Data records
┌──

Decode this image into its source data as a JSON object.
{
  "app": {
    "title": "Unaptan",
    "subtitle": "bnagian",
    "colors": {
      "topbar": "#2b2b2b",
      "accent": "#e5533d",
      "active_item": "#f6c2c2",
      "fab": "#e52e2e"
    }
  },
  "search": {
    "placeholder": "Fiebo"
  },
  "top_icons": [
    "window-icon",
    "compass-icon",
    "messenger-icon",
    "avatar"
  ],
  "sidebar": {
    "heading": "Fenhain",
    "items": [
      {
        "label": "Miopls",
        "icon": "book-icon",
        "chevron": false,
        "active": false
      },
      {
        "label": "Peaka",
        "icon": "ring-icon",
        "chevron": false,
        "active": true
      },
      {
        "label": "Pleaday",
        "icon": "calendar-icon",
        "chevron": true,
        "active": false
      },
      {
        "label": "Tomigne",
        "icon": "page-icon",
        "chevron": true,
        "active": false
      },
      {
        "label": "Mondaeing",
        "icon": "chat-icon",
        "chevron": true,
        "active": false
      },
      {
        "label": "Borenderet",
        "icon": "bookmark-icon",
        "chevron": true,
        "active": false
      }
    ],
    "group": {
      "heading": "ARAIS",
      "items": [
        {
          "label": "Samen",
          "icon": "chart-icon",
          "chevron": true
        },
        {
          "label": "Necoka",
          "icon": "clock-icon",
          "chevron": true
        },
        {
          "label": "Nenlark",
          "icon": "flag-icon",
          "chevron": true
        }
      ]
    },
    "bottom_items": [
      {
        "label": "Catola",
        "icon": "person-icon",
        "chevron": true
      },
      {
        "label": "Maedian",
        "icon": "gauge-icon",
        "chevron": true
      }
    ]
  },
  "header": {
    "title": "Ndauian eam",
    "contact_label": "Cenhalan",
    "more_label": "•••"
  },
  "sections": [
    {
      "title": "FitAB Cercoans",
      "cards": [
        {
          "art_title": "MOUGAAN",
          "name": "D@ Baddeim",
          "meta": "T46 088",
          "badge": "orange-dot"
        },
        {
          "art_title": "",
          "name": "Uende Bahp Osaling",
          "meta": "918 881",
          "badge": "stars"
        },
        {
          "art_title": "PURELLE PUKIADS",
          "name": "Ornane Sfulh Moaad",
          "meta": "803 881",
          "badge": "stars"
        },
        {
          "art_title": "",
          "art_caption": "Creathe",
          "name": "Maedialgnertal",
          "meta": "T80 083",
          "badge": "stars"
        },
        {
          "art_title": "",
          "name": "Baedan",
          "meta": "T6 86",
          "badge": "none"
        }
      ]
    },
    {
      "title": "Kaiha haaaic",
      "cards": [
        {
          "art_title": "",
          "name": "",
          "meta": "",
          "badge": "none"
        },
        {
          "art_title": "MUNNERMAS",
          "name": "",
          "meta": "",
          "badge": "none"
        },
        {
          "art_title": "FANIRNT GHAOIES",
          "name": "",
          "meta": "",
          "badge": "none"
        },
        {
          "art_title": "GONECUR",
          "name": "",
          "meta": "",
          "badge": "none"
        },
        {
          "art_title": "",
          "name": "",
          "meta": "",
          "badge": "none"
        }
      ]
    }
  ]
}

└──

> [Exercise objective] Transcribe the material above word for word.

> [Written response]
Decode this image into its source data as a JSON object.
{
  "app": {
    "title": "Unaptan",
    "subtitle": "bnagian",
    "colors": {
      "topbar": "#2b2b2b",
      "accent": "#e5533d",
      "active_item": "#f6c2c2",
      "fab": "#e52e2e"
    }
  },
  "search": {
    "placeholder": "Fiebo"
  },
  "top_icons": [
    "window-icon",
    "compass-icon",
    "messenger-icon",
    "avatar"
  ],
  "sidebar": {
    "heading": "Fenhain",
    "items": [
      {
        "label": "Miopls",
        "icon": "book-icon",
        "chevron": false,
        "active": false
      },
      {
        "label": "Peaka",
        "icon": "ring-icon",
        "chevron": false,
        "active": true
      },
      {
        "label": "Pleaday",
        "icon": "calendar-icon",
        "chevron": true,
        "active": false
      },
      {
        "label": "Tomigne",
        "icon": "page-icon",
        "chevron": true,
        "active": false
      },
      {
        "label": "Mondaeing",
        "icon": "chat-icon",
        "chevron": true,
        "active": false
      },
      {
        "label": "Borenderet",
        "icon": "bookmark-icon",
        "chevron": true,
        "active": false
      }
    ],
    "group": {
      "heading": "ARAIS",
      "items": [
        {
          "label": "Samen",
          "icon": "chart-icon",
          "chevron": true
        },
        {
          "label": "Necoka",
          "icon": "clock-icon",
          "chevron": true
        },
        {
          "label": "Nenlark",
          "icon": "flag-icon",
          "chevron": true
        }
      ]
    },
    "bottom_items": [
      {
        "label": "Catola",
        "icon": "person-icon",
        "chevron": true
      },
      {
        "label": "Maedian",
        "icon": "gauge-icon",
        "chevron": true
      }
    ]
  },
  "header": {
    "title": "Ndauian eam",
    "contact_label": "Cenhalan",
    "more_label": "•••"
  },
  "sections": [
    {
      "title": "FitAB Cercoans",
      "cards": [
        {
          "art_title": "MOUGAAN",
          "name": "D@ Baddeim",
          "meta": "T46 088",
          "badge": "orange-dot"
        },
        {
          "art_title": "",
          "name": "Uende Bahp Osaling",
          "meta": "918 881",
          "badge": "stars"
        },
        {
          "art_title": "PURELLE PUKIADS",
          "name": "Ornane Sfulh Moaad",
          "meta": "803 881",
          "badge": "stars"
        },
        {
          "art_title": "",
          "art_caption": "Creathe",
          "name": "Maedialgnertal",
          "meta": "T80 083",
          "badge": "stars"
        },
        {
          "art_title": "",
          "name": "Baedan",
          "meta": "T6 86",
          "badge": "none"
        }
      ]
    },
    {
      "title": "Kaiha haaaic",
      "cards": [
        {
          "art_title": "",
          "name": "",
          "meta": "",
          "badge": "none"
        },
        {
          "art_title": "MUNNERMAS",
          "name": "",
          "meta": "",
          "badge": "none"
        },
        {
          "art_title": "FANIRNT GHAOIES",
          "name": "",
          "meta": "",
          "badge": "none"
        },
        {
          "art_title": "GONECUR",
          "name": "",
          "meta": "",
          "badge": "none"
        },
        {
          "art_title": "",
          "name": "",
          "meta": "",
          "badge": "none"
        }
      ]
    }
  ]
}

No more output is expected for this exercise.